* _Exercise description_
Within the listing below, locate all lines containing the word "case". Copy each one.

Collection entries:
***

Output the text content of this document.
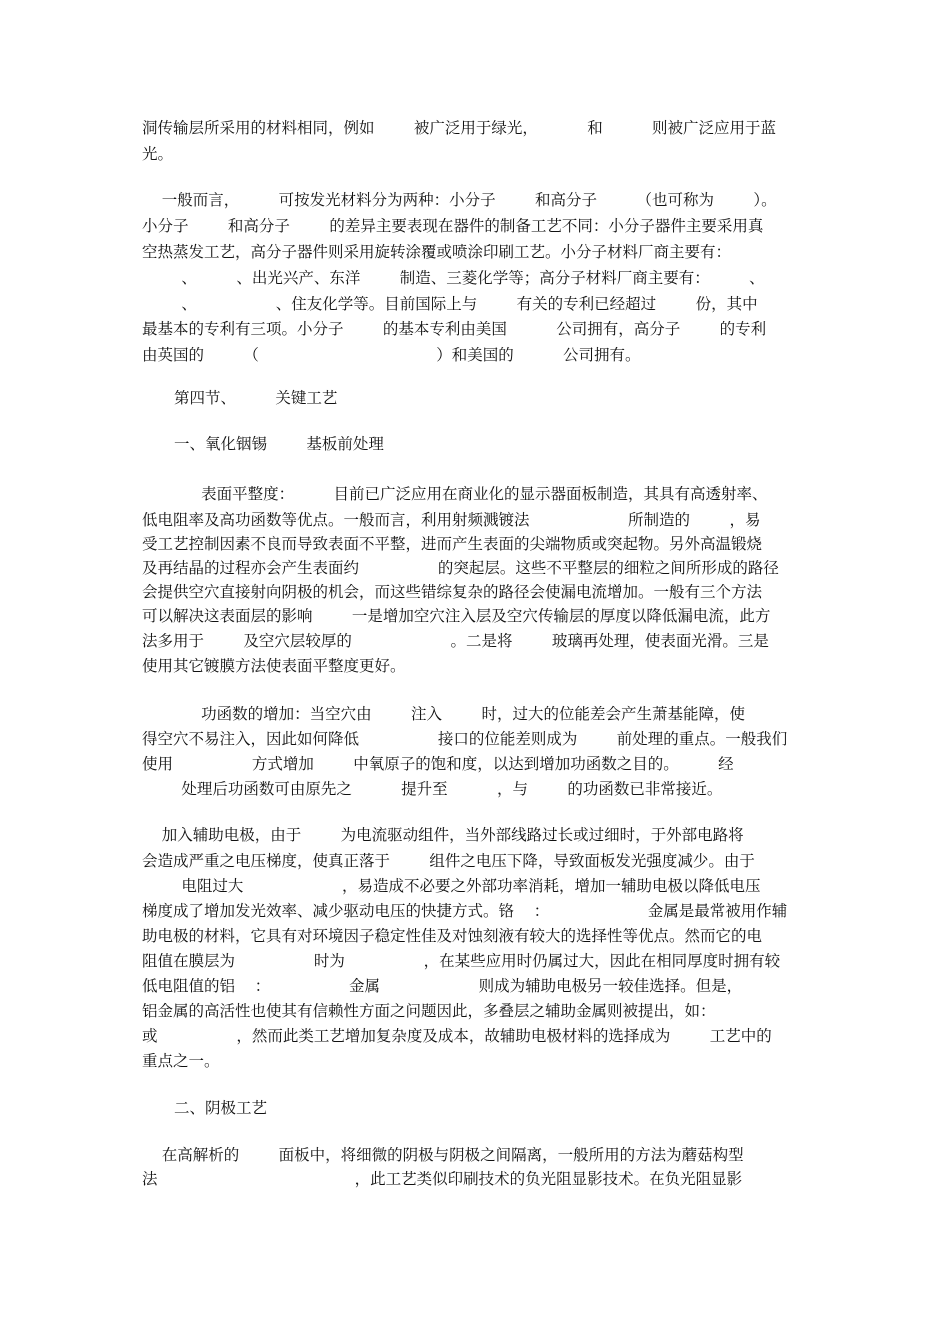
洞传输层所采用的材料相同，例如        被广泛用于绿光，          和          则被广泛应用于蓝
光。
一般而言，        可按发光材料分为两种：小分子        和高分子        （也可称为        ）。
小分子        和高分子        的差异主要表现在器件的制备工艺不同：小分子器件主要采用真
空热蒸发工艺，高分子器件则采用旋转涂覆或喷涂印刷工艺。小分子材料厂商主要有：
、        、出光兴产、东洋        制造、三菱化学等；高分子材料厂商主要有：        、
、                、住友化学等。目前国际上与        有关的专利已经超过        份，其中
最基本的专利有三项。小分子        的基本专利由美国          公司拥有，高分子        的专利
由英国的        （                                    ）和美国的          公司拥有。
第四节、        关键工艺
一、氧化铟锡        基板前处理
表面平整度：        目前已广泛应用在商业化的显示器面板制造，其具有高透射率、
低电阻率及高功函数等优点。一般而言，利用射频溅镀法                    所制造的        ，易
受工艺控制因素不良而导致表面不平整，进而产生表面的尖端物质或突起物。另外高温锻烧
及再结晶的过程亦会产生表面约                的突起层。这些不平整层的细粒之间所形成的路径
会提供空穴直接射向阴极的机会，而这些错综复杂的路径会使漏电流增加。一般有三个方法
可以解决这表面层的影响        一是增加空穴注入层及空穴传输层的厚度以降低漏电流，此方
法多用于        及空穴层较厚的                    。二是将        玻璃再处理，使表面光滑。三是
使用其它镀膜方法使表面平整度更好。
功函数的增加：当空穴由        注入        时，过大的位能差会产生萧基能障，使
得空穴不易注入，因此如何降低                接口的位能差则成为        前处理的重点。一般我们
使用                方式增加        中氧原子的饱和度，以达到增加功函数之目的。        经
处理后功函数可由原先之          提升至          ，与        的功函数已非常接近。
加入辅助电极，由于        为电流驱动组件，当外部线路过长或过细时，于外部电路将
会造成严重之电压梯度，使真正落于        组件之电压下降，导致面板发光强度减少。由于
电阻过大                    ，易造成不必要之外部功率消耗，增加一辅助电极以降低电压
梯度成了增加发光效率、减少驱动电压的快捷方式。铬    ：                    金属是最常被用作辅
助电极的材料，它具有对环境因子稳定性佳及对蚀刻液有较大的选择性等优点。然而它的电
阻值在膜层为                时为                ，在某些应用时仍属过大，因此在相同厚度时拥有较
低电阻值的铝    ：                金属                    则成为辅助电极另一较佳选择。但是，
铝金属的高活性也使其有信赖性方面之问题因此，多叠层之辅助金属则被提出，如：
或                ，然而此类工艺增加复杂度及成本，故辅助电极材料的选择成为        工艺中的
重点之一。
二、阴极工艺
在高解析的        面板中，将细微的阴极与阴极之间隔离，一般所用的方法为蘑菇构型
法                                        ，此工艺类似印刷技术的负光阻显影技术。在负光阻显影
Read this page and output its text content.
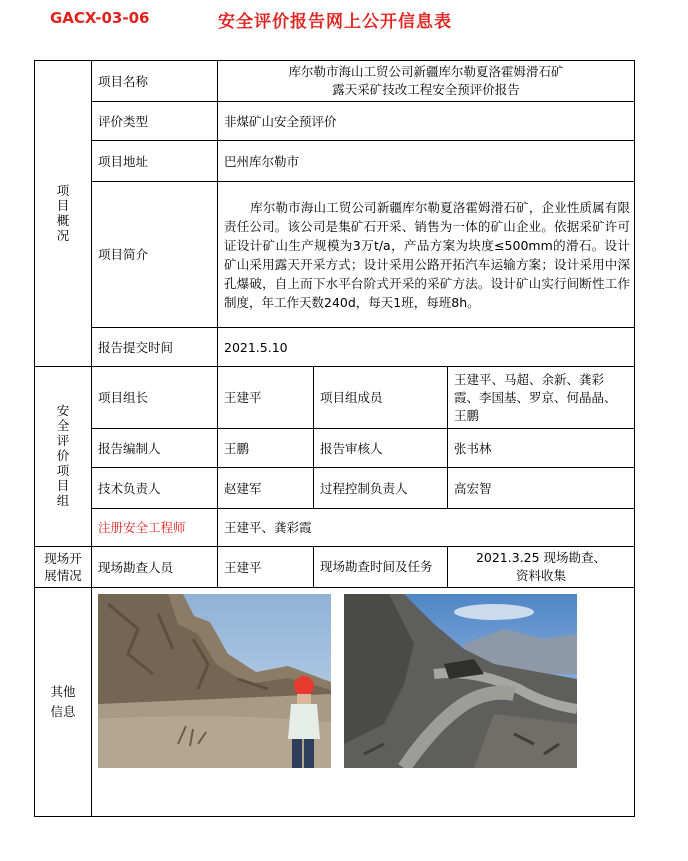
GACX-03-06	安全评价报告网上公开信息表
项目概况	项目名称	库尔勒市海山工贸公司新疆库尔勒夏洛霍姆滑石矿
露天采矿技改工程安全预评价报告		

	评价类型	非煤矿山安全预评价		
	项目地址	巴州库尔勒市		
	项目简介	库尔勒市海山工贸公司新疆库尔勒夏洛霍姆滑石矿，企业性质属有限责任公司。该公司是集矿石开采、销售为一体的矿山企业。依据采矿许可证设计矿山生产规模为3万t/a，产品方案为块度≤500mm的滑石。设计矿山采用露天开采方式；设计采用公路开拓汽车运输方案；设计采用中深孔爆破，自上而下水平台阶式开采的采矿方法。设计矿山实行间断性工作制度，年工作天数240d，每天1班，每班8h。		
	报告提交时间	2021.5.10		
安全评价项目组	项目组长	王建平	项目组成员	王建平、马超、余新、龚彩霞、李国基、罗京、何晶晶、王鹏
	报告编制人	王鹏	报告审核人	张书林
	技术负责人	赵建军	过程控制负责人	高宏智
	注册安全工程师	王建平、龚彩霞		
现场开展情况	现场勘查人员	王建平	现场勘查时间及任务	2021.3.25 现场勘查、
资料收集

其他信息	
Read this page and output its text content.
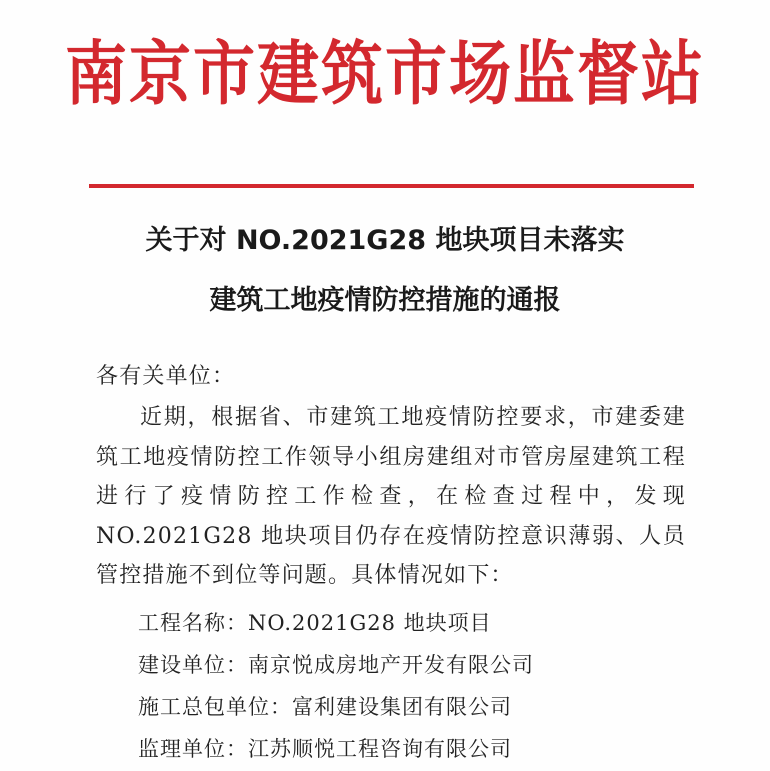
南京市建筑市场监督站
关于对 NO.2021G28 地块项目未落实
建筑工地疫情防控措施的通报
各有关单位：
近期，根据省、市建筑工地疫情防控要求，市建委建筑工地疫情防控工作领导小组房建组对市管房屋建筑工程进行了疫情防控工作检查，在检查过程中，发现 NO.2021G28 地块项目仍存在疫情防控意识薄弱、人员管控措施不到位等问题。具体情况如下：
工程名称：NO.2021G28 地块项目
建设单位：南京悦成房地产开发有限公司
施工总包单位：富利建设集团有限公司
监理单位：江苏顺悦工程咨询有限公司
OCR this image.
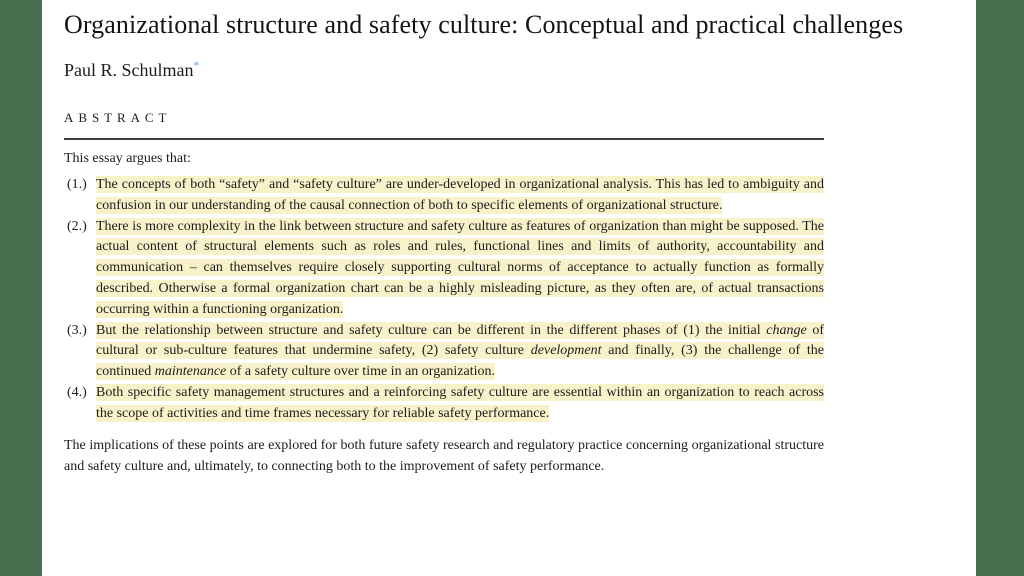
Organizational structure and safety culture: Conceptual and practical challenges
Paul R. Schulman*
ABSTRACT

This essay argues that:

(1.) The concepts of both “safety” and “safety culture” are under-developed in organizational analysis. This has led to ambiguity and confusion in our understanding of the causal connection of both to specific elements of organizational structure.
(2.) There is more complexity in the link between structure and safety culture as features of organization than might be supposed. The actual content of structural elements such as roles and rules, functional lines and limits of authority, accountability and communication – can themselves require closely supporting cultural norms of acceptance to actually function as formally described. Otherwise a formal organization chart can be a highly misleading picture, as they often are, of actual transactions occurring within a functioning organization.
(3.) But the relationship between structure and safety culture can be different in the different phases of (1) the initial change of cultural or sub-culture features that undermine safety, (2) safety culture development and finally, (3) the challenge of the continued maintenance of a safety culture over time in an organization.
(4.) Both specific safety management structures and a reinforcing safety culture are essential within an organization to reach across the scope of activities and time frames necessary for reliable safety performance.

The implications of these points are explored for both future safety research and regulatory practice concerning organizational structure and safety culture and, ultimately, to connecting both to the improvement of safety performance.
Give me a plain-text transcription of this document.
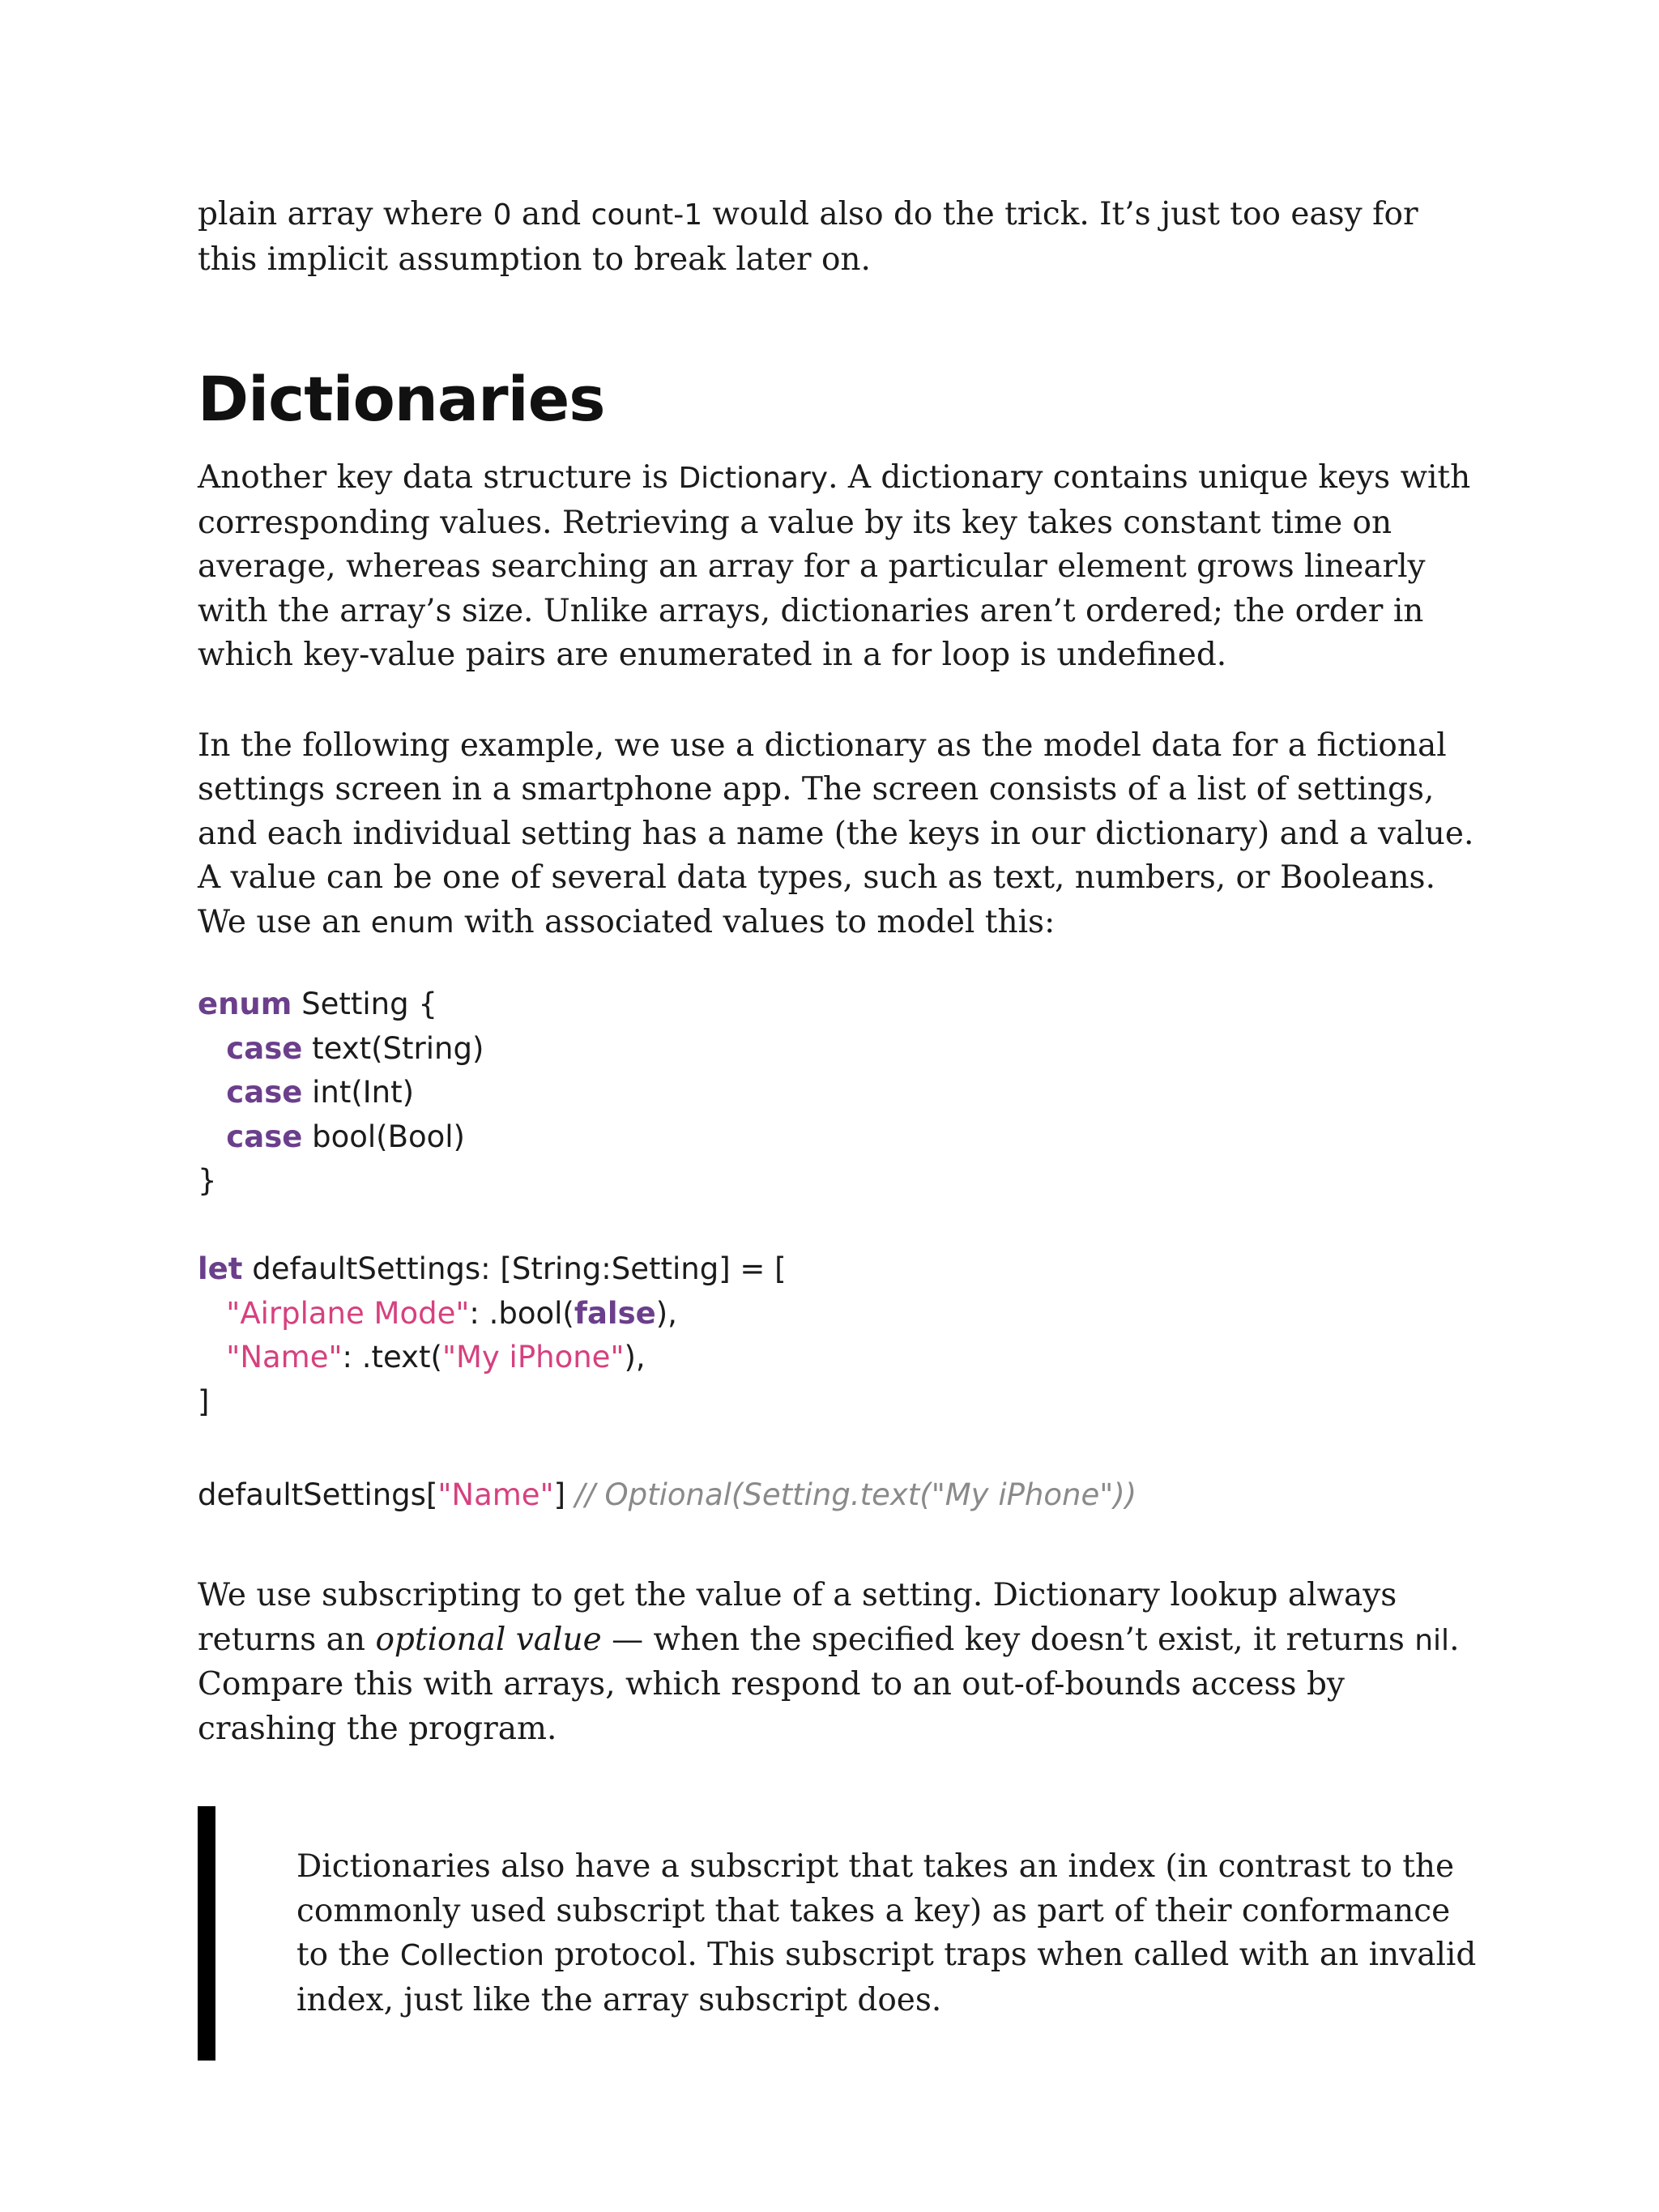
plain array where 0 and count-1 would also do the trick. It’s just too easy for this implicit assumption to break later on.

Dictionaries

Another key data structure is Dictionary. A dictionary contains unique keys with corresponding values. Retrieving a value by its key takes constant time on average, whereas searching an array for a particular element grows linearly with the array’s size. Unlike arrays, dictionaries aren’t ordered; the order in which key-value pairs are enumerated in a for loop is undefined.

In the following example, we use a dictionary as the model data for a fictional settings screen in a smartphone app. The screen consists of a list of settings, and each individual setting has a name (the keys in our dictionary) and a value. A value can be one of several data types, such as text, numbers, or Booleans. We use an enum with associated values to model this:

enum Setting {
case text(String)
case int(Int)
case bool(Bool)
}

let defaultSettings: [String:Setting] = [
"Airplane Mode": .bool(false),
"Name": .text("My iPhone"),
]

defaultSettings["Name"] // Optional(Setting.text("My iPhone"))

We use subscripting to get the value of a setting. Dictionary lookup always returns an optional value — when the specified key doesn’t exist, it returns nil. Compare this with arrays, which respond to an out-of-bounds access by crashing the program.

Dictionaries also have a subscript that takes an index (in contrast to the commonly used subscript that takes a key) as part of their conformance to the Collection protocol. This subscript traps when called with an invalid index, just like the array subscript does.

***

* _The solution_
case text(String)
case int(Int)
case bool(Bool)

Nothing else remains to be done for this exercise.